START AVAILABLE DATA

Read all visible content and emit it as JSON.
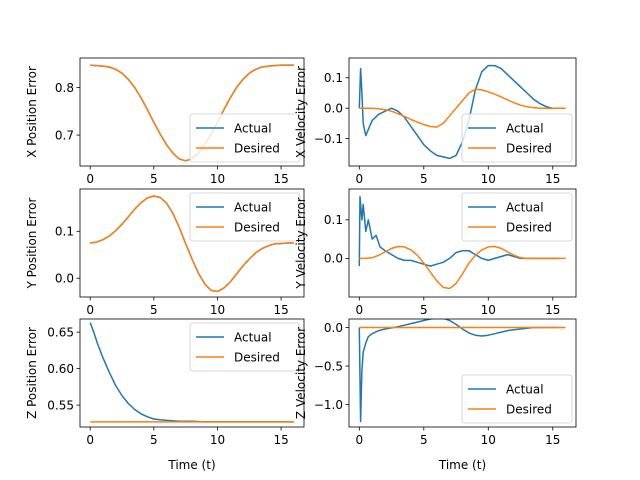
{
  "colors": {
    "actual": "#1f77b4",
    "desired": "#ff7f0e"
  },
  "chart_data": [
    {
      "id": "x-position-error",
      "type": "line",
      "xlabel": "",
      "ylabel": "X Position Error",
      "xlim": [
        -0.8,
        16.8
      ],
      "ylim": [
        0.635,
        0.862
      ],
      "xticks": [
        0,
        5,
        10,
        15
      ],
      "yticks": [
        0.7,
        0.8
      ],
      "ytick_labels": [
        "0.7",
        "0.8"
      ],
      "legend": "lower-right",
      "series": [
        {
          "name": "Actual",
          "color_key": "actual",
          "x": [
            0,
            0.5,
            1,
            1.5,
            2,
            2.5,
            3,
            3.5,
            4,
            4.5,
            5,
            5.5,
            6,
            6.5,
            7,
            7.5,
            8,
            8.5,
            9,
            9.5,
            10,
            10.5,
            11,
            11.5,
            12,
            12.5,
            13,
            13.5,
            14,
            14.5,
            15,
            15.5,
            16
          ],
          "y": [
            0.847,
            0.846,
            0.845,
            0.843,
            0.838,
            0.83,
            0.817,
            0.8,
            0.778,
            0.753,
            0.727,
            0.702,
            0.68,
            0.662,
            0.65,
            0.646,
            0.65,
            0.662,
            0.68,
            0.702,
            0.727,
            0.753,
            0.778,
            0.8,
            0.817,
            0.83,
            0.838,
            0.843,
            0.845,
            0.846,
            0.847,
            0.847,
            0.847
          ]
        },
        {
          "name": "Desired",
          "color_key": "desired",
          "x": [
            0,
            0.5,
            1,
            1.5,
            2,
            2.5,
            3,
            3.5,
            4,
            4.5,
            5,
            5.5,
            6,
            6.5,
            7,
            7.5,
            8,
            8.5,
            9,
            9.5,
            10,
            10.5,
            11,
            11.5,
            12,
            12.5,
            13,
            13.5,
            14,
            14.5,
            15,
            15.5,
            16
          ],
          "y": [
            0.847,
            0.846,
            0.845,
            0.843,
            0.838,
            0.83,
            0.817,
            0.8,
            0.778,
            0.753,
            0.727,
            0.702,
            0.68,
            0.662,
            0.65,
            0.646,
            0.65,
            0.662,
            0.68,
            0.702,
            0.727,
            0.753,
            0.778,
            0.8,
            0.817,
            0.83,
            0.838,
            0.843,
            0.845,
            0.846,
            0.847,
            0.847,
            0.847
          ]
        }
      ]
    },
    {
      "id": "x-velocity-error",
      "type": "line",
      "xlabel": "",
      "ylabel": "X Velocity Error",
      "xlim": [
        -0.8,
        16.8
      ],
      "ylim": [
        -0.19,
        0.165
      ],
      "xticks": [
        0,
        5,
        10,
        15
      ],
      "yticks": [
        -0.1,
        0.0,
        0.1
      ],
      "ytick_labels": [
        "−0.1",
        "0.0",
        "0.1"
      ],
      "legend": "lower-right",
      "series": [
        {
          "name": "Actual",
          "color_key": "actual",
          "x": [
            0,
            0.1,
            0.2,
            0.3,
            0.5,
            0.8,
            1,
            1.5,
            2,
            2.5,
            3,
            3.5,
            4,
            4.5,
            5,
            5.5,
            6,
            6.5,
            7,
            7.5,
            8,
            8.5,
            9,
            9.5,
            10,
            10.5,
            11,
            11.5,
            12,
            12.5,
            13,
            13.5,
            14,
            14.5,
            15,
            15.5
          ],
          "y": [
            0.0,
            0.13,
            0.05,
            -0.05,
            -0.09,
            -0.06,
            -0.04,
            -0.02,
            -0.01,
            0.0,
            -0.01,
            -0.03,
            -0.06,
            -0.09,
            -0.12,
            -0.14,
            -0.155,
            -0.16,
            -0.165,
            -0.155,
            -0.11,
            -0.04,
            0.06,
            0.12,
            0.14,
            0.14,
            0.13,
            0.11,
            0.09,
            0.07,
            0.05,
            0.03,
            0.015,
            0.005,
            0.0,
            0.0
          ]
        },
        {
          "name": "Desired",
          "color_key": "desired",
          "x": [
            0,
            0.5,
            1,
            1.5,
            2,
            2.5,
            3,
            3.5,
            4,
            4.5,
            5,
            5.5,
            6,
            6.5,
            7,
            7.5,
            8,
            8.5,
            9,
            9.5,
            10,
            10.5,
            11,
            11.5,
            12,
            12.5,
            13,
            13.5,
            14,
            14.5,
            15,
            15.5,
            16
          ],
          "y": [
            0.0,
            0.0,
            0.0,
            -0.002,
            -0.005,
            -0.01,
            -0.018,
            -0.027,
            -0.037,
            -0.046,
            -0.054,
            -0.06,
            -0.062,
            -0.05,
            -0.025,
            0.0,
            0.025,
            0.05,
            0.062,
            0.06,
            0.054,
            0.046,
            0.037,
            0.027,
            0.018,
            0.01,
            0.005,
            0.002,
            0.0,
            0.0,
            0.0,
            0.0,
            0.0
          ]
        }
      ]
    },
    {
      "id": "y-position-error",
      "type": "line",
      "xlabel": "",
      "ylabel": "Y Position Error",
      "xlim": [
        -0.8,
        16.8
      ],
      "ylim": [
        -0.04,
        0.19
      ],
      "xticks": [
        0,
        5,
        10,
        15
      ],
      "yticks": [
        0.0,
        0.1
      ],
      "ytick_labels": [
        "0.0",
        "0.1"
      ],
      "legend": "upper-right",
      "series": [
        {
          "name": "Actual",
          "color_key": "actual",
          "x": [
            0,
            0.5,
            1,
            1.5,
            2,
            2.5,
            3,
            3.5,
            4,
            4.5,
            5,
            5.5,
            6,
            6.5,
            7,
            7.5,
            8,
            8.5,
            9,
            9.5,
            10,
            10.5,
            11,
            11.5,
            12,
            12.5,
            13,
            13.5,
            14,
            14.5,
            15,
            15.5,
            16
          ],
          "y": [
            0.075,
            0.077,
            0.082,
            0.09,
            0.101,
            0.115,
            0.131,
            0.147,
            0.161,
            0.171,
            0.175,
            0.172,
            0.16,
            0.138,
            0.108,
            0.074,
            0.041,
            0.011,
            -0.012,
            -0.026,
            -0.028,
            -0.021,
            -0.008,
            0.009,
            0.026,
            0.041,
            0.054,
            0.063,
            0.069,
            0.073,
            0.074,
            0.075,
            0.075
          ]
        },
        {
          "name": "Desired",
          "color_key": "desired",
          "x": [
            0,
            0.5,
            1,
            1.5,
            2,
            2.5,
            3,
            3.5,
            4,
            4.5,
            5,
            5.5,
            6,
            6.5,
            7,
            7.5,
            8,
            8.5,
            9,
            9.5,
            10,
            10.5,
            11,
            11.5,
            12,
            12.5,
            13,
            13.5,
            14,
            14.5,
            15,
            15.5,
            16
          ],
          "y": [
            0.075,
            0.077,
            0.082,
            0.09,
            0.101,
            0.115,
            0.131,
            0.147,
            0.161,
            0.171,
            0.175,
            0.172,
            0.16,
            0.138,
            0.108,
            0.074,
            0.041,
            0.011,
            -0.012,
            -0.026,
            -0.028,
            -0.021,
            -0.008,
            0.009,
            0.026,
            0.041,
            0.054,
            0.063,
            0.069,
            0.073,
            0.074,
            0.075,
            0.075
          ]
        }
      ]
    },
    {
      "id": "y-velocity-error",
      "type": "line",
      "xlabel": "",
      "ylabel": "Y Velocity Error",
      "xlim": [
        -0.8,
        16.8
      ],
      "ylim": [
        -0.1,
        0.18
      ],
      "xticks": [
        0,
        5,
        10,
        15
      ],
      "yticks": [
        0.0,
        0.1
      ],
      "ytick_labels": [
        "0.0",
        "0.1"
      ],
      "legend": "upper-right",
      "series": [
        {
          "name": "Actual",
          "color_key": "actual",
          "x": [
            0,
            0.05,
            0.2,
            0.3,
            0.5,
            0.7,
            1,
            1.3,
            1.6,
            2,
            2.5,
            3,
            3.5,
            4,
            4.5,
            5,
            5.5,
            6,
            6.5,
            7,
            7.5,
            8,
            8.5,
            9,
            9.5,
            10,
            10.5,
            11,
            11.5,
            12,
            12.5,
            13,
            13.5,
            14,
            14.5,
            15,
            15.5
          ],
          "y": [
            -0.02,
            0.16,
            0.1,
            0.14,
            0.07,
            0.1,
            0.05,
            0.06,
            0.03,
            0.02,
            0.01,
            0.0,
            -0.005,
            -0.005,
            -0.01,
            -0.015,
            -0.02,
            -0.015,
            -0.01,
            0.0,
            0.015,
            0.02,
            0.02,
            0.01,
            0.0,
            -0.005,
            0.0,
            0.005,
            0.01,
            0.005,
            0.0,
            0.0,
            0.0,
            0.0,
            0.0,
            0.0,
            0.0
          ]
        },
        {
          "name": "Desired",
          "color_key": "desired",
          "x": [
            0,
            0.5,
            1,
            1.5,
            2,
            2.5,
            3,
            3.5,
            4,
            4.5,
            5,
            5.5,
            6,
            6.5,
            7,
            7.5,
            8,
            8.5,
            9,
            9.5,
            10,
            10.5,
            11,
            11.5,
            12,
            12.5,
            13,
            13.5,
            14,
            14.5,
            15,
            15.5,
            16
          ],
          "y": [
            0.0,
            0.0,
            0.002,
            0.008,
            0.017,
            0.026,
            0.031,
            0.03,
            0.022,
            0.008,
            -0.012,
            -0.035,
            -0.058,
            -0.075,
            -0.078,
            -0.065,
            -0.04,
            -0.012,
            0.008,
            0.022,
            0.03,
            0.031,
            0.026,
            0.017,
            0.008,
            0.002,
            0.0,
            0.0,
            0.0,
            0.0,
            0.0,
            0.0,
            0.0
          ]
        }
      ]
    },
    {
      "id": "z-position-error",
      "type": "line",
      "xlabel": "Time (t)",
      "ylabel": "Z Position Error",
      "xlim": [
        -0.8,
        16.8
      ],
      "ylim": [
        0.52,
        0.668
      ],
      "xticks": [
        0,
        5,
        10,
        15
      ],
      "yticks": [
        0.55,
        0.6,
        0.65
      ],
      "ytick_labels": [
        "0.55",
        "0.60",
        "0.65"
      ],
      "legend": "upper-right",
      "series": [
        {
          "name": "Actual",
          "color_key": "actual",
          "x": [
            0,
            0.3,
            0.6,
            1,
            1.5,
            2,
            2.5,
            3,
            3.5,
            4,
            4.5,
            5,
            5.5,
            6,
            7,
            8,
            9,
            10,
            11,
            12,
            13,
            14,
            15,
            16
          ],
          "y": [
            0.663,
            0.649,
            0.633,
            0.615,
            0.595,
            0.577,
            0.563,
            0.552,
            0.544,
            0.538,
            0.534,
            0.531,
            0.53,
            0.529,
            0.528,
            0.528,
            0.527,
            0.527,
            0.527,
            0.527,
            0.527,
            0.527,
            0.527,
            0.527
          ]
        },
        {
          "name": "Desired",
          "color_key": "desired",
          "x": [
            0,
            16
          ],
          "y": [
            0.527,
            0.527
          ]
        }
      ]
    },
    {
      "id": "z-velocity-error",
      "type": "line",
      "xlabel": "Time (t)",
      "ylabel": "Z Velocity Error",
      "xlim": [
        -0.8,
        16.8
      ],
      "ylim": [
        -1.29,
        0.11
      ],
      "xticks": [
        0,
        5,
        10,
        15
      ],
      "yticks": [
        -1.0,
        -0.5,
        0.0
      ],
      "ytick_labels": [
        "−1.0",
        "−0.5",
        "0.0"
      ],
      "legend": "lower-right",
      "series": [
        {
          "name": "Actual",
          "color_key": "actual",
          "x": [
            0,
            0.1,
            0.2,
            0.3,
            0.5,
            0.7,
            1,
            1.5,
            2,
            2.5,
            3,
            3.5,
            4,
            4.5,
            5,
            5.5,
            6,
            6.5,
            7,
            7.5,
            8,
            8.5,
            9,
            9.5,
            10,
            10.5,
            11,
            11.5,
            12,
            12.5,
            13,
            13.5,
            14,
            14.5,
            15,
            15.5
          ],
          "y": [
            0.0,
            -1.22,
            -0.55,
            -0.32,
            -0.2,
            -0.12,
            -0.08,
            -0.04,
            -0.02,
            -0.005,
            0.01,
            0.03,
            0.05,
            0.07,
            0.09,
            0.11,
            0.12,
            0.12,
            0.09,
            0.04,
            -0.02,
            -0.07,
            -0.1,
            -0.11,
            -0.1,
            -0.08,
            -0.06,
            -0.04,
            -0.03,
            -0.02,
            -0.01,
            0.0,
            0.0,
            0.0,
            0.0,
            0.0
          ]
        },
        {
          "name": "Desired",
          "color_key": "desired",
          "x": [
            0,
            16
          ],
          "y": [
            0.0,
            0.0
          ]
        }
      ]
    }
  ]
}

END AVAILABLE DATA
START AVAILABLE DATA

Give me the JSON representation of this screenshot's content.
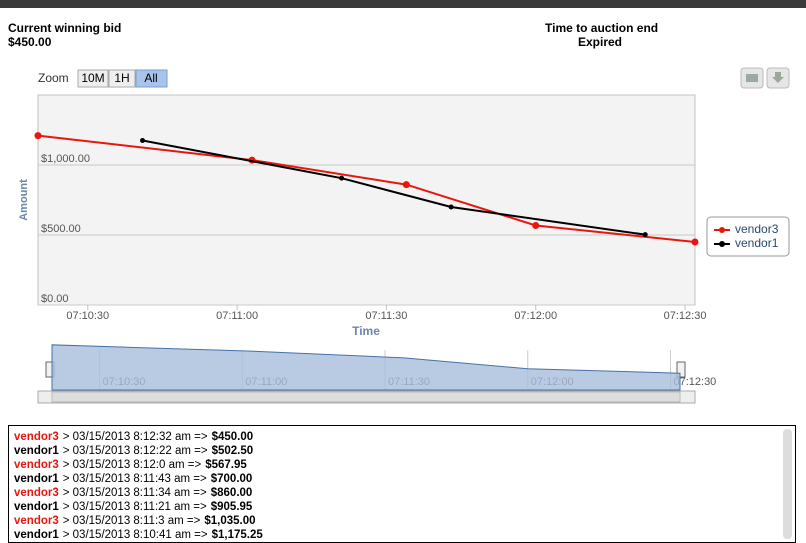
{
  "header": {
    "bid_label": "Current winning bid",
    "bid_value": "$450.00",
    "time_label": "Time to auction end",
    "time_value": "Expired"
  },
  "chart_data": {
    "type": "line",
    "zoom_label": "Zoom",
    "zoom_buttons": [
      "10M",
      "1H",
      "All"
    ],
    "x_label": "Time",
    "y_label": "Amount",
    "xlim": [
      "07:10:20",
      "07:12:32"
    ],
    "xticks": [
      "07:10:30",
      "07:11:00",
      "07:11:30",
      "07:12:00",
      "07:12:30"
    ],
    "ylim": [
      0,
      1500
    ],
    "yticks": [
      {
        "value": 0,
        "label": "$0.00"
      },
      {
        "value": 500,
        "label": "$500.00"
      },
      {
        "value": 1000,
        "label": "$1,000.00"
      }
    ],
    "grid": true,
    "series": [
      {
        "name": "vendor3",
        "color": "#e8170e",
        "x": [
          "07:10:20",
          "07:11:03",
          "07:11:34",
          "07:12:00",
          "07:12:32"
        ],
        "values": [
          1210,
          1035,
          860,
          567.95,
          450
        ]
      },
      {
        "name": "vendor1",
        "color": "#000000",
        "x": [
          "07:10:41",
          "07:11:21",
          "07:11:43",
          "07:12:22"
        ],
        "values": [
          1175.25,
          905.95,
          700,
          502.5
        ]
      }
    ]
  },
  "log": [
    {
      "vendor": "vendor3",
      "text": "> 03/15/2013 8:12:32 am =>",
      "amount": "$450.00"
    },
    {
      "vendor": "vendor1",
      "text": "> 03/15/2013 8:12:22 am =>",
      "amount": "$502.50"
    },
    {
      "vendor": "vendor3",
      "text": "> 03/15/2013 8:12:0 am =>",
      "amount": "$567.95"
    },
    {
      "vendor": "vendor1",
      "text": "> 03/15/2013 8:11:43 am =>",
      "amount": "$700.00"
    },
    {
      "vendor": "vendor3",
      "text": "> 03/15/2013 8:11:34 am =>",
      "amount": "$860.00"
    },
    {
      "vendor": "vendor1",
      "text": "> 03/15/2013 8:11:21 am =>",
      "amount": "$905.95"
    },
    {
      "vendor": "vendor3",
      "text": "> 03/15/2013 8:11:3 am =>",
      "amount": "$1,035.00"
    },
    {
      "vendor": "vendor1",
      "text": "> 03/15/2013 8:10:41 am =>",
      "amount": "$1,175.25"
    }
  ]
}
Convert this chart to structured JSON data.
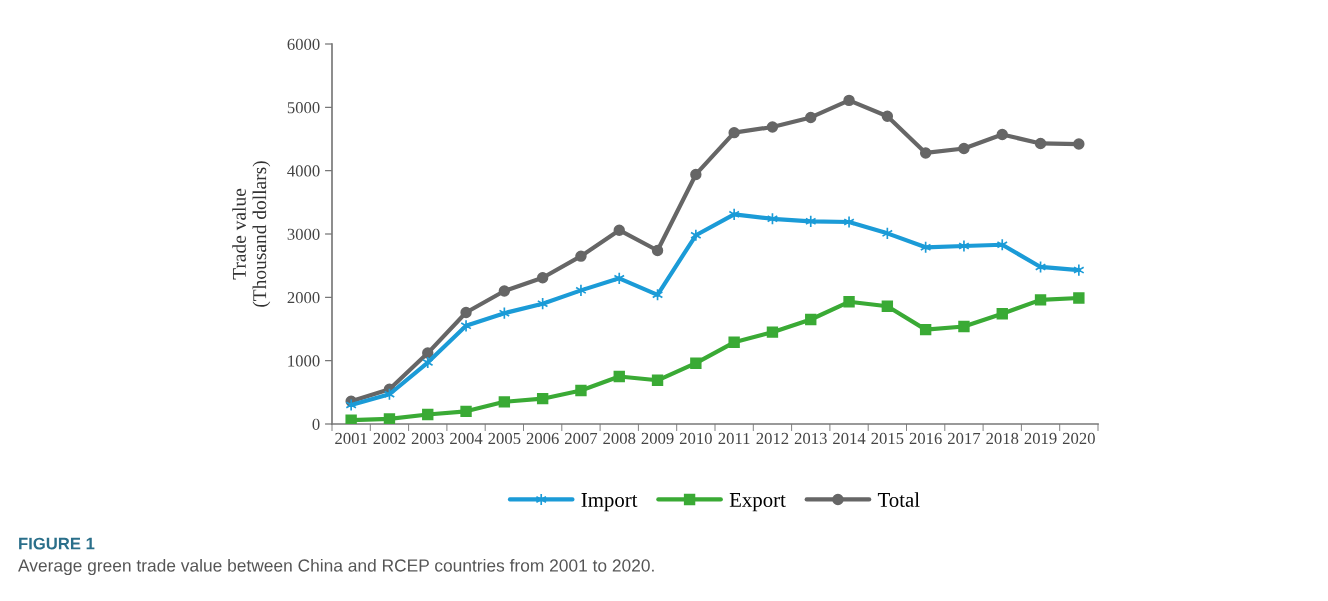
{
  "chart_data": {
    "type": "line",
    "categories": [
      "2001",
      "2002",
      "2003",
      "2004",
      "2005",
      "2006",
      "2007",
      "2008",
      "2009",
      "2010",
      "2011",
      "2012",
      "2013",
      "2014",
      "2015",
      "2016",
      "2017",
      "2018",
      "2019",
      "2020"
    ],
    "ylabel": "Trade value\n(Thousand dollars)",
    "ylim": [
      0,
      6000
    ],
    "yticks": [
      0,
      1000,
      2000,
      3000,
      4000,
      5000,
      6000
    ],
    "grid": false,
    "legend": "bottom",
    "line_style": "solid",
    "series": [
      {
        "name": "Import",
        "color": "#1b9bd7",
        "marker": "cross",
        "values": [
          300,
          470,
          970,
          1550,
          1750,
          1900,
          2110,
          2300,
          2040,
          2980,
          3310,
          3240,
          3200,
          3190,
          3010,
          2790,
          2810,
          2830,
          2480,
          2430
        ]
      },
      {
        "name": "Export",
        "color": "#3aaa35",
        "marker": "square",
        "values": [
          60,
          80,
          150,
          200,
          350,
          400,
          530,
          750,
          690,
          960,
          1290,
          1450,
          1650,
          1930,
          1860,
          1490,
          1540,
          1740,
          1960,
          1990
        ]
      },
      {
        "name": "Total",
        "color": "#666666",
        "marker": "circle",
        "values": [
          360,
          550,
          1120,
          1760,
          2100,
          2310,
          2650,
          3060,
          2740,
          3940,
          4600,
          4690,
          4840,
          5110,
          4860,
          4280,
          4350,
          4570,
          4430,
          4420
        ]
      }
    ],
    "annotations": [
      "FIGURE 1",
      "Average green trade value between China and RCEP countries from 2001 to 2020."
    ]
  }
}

END AVAILABLE DATA

**PROBLEM REQUIREMENTS**
Return every line holding the word "text" from the records.

**TASK RESULT**
      "text": "> 03/15/2013 8:12:32 am =>",
      "text": "> 03/15/2013 8:12:22 am =>",
      "text": "> 03/15/2013 8:12:0 am =>",
      "text": "> 03/15/2013 8:11:43 am =>",
      "text": "> 03/15/2013 8:11:34 am =>",
      "text": "> 03/15/2013 8:11:21 am =>",
      "text": "> 03/15/2013 8:11:3 am =>",
      "text": "> 03/15/2013 8:10:41 am =>",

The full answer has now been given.